Comb through the entries for "label" and pull out each line that holds it.

##### DATASET RECORDS #####

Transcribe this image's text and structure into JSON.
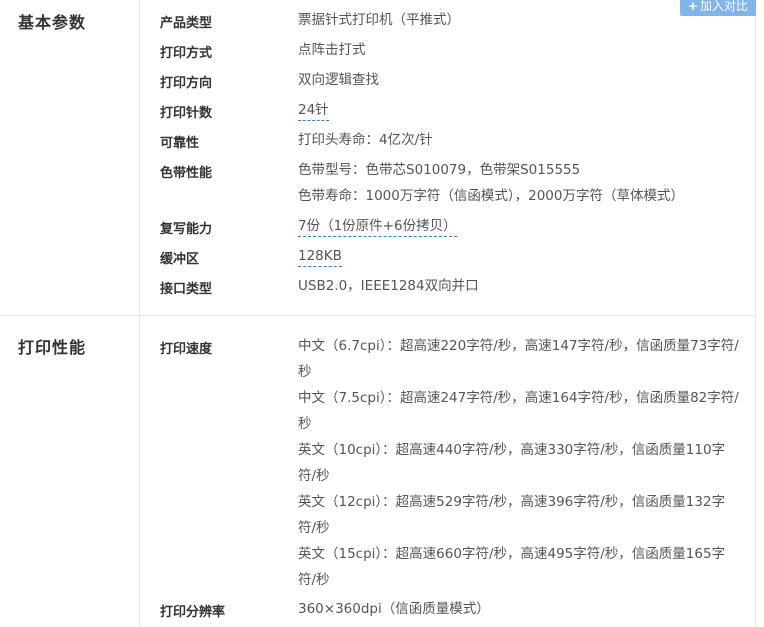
{
  "compare_button": {
    "plus": "+",
    "label": "加入对比"
  },
  "sections": [
    {
      "title": "基本参数",
      "rows": [
        {
          "label": "产品类型",
          "values": [
            "票据针式打印机（平推式）"
          ]
        },
        {
          "label": "打印方式",
          "values": [
            "点阵击打式"
          ]
        },
        {
          "label": "打印方向",
          "values": [
            "双向逻辑查找"
          ]
        },
        {
          "label": "打印针数",
          "values": [
            "24针"
          ]
        },
        {
          "label": "可靠性",
          "values": [
            "打印头寿命：4亿次/针"
          ]
        },
        {
          "label": "色带性能",
          "values": [
            "色带型号：色带芯S010079，色带架S015555",
            "色带寿命：1000万字符（信函模式），2000万字符（草体模式）"
          ]
        },
        {
          "label": "复写能力",
          "values": [
            "7份（1份原件+6份拷贝）"
          ]
        },
        {
          "label": "缓冲区",
          "values": [
            "128KB"
          ]
        },
        {
          "label": "接口类型",
          "values": [
            "USB2.0，IEEE1284双向并口"
          ]
        }
      ]
    },
    {
      "title": "打印性能",
      "rows": [
        {
          "label": "打印速度",
          "values": [
            "中文（6.7cpi）：超高速220字符/秒，高速147字符/秒，信函质量73字符/秒",
            "中文（7.5cpi）：超高速247字符/秒，高速164字符/秒，信函质量82字符/秒",
            "英文（10cpi）：超高速440字符/秒，高速330字符/秒，信函质量110字符/秒",
            "英文（12cpi）：超高速529字符/秒，高速396字符/秒，信函质量132字符/秒",
            "英文（15cpi）：超高速660字符/秒，高速495字符/秒，信函质量165字符/秒"
          ]
        },
        {
          "label": "打印分辨率",
          "values": [
            "360×360dpi（信函质量模式）"
          ]
        }
      ]
    }
  ]
}
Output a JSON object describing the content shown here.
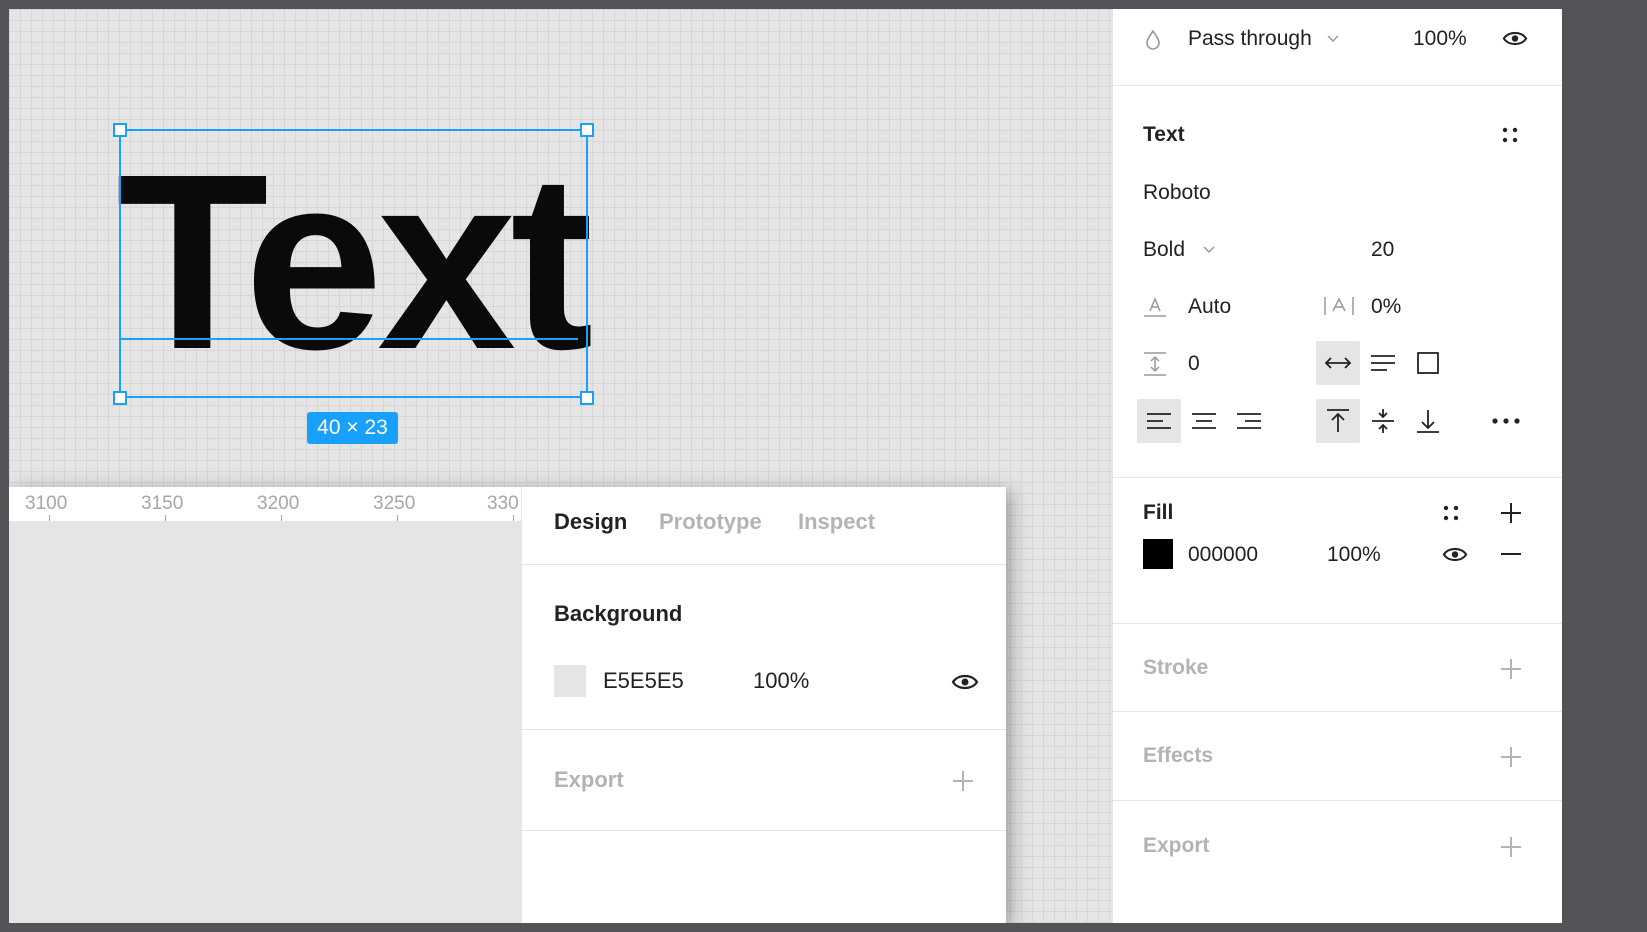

#####

## REPLY
    "label": "加入对比"
          "label": "产品类型",
          "label": "打印方式",
          "label": "打印方向",
          "label": "打印针数",
          "label": "可靠性",
          "label": "色带性能",
          "label": "复写能力",
          "label": "缓冲区",
          "label": "接口类型",
          "label": "打印速度",
          "label": "打印分辨率",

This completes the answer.